(Records of labeled boxes)
━━━━━━━━━━
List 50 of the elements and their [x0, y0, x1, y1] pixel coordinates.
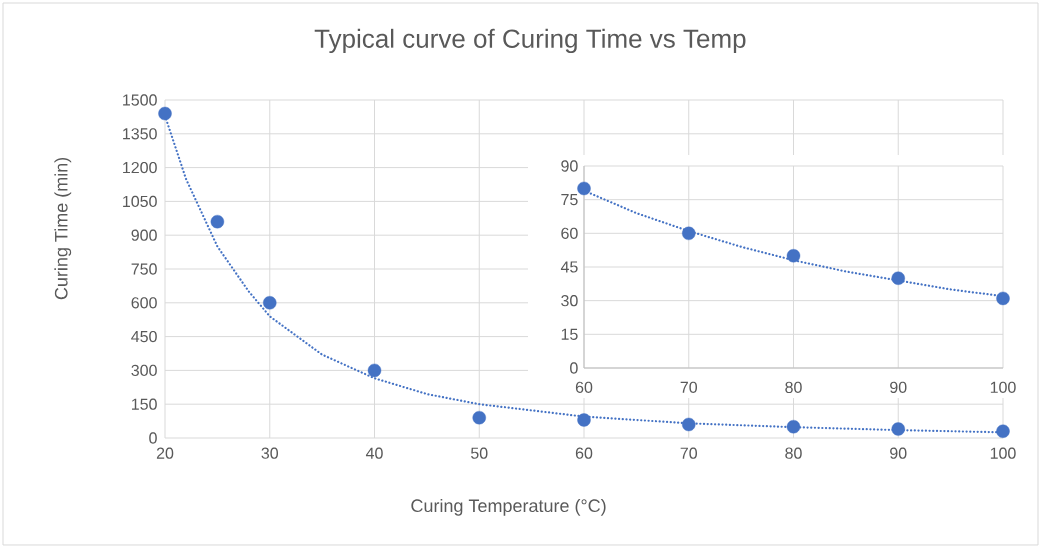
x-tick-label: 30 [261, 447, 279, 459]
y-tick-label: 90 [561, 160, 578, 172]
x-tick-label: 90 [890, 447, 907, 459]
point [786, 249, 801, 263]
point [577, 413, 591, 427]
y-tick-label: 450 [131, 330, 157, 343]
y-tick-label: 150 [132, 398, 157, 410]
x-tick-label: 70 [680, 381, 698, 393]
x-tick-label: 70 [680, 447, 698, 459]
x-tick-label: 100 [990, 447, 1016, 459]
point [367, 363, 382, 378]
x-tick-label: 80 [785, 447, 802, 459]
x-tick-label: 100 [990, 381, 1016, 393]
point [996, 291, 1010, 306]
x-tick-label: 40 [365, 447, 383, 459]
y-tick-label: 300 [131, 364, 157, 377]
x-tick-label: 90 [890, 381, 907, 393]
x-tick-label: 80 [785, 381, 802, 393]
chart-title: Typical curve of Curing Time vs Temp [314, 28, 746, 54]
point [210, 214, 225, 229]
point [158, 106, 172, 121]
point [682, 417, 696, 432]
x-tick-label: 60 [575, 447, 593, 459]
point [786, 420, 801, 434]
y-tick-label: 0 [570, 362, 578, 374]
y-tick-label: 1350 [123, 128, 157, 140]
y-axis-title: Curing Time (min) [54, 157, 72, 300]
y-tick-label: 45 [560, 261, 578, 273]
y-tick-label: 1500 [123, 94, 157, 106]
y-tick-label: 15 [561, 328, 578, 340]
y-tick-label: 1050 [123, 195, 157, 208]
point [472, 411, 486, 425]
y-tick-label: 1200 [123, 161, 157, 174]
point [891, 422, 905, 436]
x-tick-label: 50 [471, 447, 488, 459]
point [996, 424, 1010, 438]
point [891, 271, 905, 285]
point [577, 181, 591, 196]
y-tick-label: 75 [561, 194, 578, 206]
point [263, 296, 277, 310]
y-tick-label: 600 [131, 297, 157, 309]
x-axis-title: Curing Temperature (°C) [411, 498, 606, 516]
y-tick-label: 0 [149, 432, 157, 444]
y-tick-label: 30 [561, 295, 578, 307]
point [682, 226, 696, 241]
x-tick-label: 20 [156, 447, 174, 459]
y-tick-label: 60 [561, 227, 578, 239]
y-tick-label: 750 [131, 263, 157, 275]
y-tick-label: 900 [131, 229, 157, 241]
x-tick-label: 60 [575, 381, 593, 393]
━━━━━━━━━━
◆ WHAT YOU ARE ASKED TO DO ◆
Write every line of the material above as a JSON list of strings, one string per line, skipping blank lines and leaving out the pictures.

◆ RESPONSE TO THIS TASK ◆
[
  "List 50 of the elements and their [x0, y0, x1, y1] pixel coordinates.",
  "x-tick-label: 30 [261, 447, 279, 459]",
  "y-tick-label: 90 [561, 160, 578, 172]",
  "x-tick-label: 90 [890, 447, 907, 459]",
  "point [786, 249, 801, 263]",
  "point [577, 413, 591, 427]",
  "y-tick-label: 450 [131, 330, 157, 343]",
  "y-tick-label: 150 [132, 398, 157, 410]",
  "x-tick-label: 70 [680, 381, 698, 393]",
  "x-tick-label: 70 [680, 447, 698, 459]",
  "x-tick-label: 100 [990, 447, 1016, 459]",
  "point [367, 363, 382, 378]",
  "x-tick-label: 80 [785, 447, 802, 459]",
  "x-tick-label: 100 [990, 381, 1016, 393]",
  "point [996, 291, 1010, 306]",
  "x-tick-label: 40 [365, 447, 383, 459]",
  "y-tick-label: 300 [131, 364, 157, 377]",
  "x-tick-label: 90 [890, 381, 907, 393]",
  "x-tick-label: 80 [785, 381, 802, 393]",
  "chart-title: Typical curve of Curing Time vs Temp [314, 28, 746, 54]",
  "point [210, 214, 225, 229]",
  "point [158, 106, 172, 121]",
  "point [682, 417, 696, 432]",
  "x-tick-label: 60 [575, 447, 593, 459]",
  "point [786, 420, 801, 434]",
  "y-tick-label: 0 [570, 362, 578, 374]",
  "y-tick-label: 1350 [123, 128, 157, 140]",
  "y-axis-title: Curing Time (min) [54, 157, 72, 300]",
  "y-tick-label: 45 [560, 261, 578, 273]",
  "y-tick-label: 1500 [123, 94, 157, 106]",
  "y-tick-label: 15 [561, 328, 578, 340]",
  "y-tick-label: 1050 [123, 195, 157, 208]",
  "point [472, 411, 486, 425]",
  "y-tick-label: 1200 [123, 161, 157, 174]",
  "point [891, 422, 905, 436]",
  "x-tick-label: 50 [471, 447, 488, 459]",
  "point [996, 424, 1010, 438]",
  "point [891, 271, 905, 285]",
  "point [577, 181, 591, 196]",
  "y-tick-label: 75 [561, 194, 578, 206]",
  "point [263, 296, 277, 310]",
  "y-tick-label: 600 [131, 297, 157, 309]",
  "x-axis-title: Curing Temperature (°C) [411, 498, 606, 516]",
  "y-tick-label: 0 [149, 432, 157, 444]",
  "y-tick-label: 30 [561, 295, 578, 307]",
  "point [682, 226, 696, 241]",
  "x-tick-label: 20 [156, 447, 174, 459]",
  "y-tick-label: 60 [561, 227, 578, 239]",
  "y-tick-label: 750 [131, 263, 157, 275]",
  "y-tick-label: 900 [131, 229, 157, 241]",
  "x-tick-label: 60 [575, 381, 593, 393]"
]